- **To be done**
Below are records to transcribe exactly, without their pictures.

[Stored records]
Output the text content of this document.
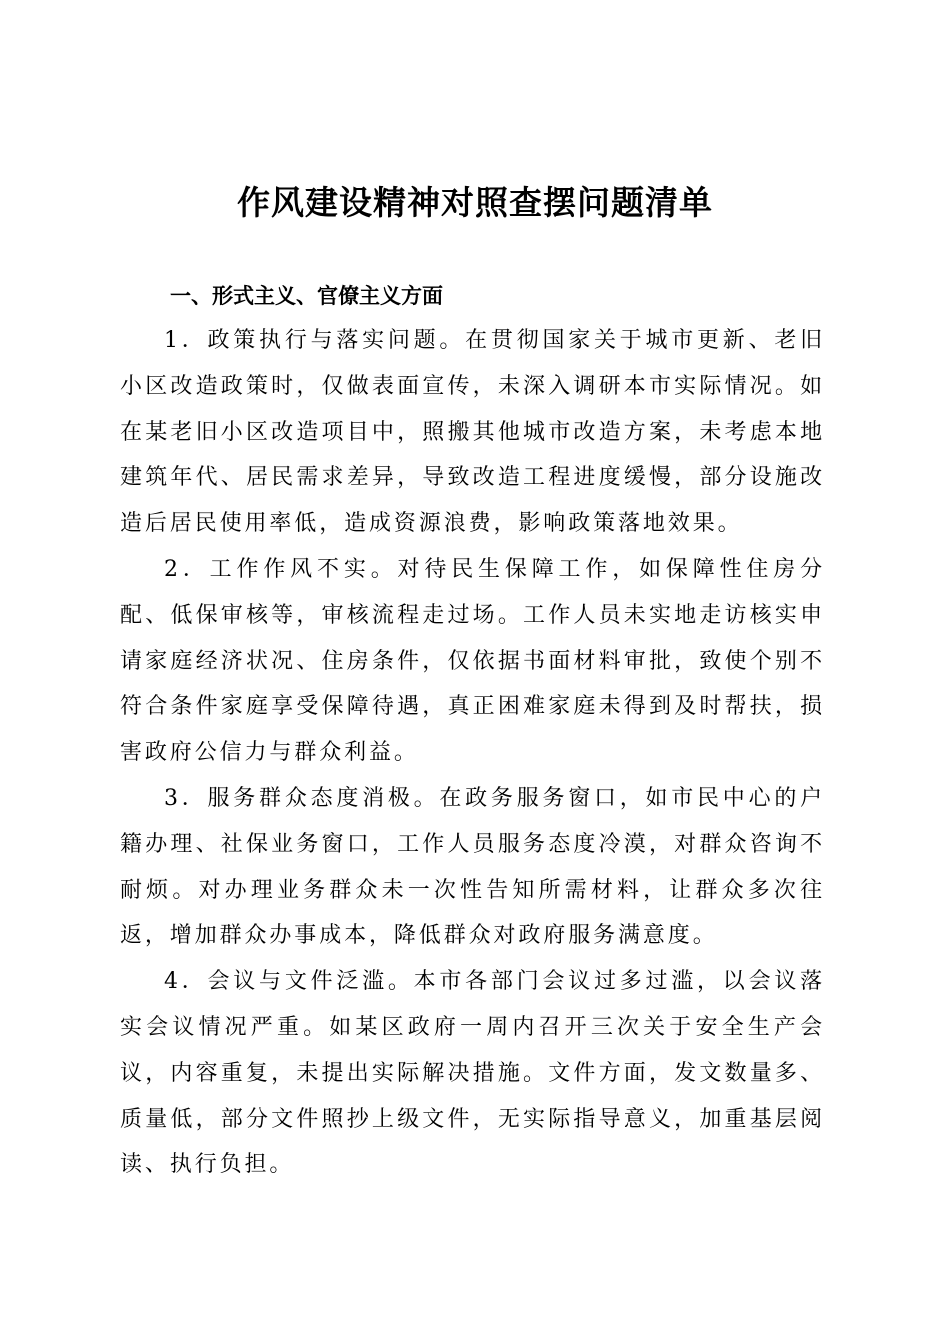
作风建设精神对照查摆问题清单
一、形式主义、官僚主义方面

1．政策执行与落实问题。在贯彻国家关于城市更新、老旧小区改造政策时，仅做表面宣传，未深入调研本市实际情况。如在某老旧小区改造项目中，照搬其他城市改造方案，未考虑本地建筑年代、居民需求差异，导致改造工程进度缓慢，部分设施改造后居民使用率低，造成资源浪费，影响政策落地效果。

2．工作作风不实。对待民生保障工作，如保障性住房分配、低保审核等，审核流程走过场。工作人员未实地走访核实申请家庭经济状况、住房条件，仅依据书面材料审批，致使个别不符合条件家庭享受保障待遇，真正困难家庭未得到及时帮扶，损害政府公信力与群众利益。

3．服务群众态度消极。在政务服务窗口，如市民中心的户籍办理、社保业务窗口，工作人员服务态度冷漠，对群众咨询不耐烦。对办理业务群众未一次性告知所需材料，让群众多次往返，增加群众办事成本，降低群众对政府服务满意度。

4．会议与文件泛滥。本市各部门会议过多过滥，以会议落实会议情况严重。如某区政府一周内召开三次关于安全生产会议，内容重复，未提出实际解决措施。文件方面，发文数量多、质量低，部分文件照抄上级文件，无实际指导意义，加重基层阅读、执行负担。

- **Solution to the problem**
Output the text content of this document.
作风建设精神对照查摆问题清单
一、形式主义、官僚主义方面

1．政策执行与落实问题。在贯彻国家关于城市更新、老旧小区改造政策时，仅做表面宣传，未深入调研本市实际情况。如在某老旧小区改造项目中，照搬其他城市改造方案，未考虑本地建筑年代、居民需求差异，导致改造工程进度缓慢，部分设施改造后居民使用率低，造成资源浪费，影响政策落地效果。

2．工作作风不实。对待民生保障工作，如保障性住房分配、低保审核等，审核流程走过场。工作人员未实地走访核实申请家庭经济状况、住房条件，仅依据书面材料审批，致使个别不符合条件家庭享受保障待遇，真正困难家庭未得到及时帮扶，损害政府公信力与群众利益。

3．服务群众态度消极。在政务服务窗口，如市民中心的户籍办理、社保业务窗口，工作人员服务态度冷漠，对群众咨询不耐烦。对办理业务群众未一次性告知所需材料，让群众多次往返，增加群众办事成本，降低群众对政府服务满意度。

4．会议与文件泛滥。本市各部门会议过多过滥，以会议落实会议情况严重。如某区政府一周内召开三次关于安全生产会议，内容重复，未提出实际解决措施。文件方面，发文数量多、质量低，部分文件照抄上级文件，无实际指导意义，加重基层阅读、执行负担。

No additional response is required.